Figure record listings:
# # # #

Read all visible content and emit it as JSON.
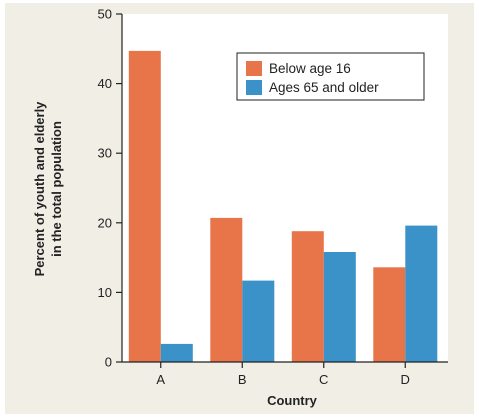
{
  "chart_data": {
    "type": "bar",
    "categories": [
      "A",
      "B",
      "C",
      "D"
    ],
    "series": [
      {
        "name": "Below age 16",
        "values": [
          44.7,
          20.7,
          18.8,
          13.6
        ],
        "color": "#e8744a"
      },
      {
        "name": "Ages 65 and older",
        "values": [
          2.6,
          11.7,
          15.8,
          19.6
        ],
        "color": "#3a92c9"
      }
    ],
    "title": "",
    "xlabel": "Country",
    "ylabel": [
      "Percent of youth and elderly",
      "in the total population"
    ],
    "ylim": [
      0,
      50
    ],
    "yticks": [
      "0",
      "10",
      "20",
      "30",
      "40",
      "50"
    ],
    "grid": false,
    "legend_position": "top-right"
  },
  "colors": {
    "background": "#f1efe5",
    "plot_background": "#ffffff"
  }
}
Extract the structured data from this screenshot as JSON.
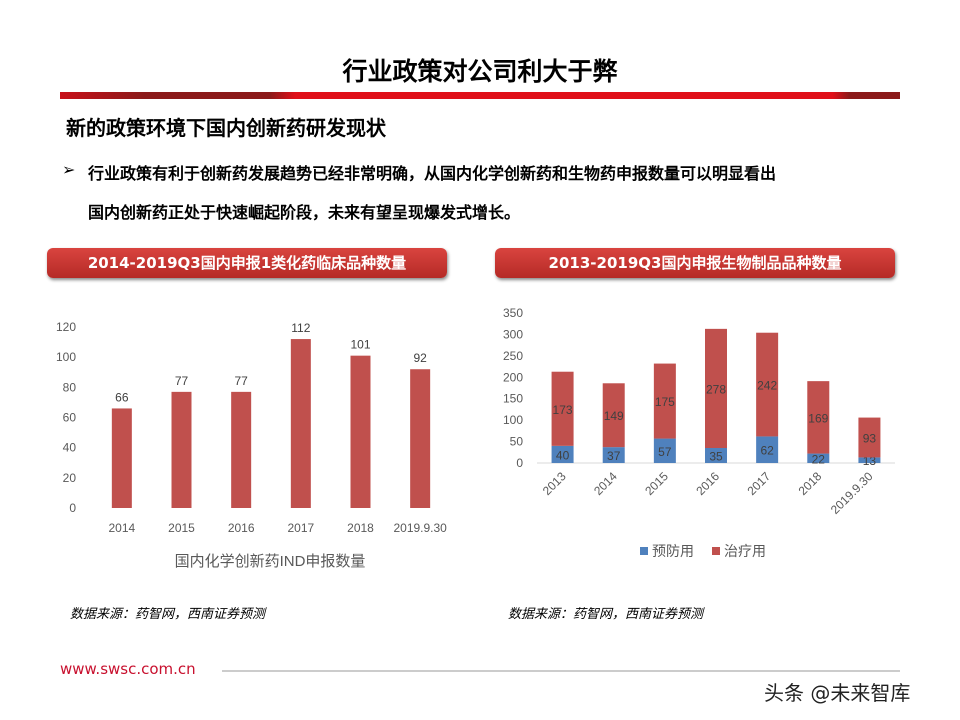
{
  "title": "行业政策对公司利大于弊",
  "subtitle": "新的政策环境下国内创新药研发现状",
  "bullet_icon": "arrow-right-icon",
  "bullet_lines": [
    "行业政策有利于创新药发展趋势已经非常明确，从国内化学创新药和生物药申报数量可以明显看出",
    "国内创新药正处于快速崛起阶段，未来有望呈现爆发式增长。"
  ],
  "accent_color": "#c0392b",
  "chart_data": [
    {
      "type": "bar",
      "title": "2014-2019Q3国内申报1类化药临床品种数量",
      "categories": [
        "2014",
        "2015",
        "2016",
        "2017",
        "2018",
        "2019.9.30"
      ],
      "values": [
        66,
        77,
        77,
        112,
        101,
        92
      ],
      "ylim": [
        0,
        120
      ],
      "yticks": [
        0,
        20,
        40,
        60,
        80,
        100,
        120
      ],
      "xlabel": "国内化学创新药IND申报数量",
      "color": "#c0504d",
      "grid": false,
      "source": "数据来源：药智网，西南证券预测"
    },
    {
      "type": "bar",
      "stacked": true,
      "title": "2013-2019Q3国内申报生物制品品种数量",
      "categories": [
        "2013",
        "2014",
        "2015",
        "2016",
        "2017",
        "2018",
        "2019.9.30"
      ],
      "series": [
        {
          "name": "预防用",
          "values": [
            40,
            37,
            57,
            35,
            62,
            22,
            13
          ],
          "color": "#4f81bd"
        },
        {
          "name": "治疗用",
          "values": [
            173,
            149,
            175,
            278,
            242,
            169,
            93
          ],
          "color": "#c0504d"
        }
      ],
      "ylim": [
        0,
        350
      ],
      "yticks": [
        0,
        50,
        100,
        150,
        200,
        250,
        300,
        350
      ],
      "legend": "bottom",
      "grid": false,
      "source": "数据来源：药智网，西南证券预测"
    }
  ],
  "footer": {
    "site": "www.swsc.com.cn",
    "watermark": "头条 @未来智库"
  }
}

# # # #

▶ [GIVEN PROBLEM]
Extract every line containing the string "xlabel" from the material.

▶ [CORRECT RESULT]
    "xlabel": "Country",
      "xlabel": "国内化学创新药IND申报数量",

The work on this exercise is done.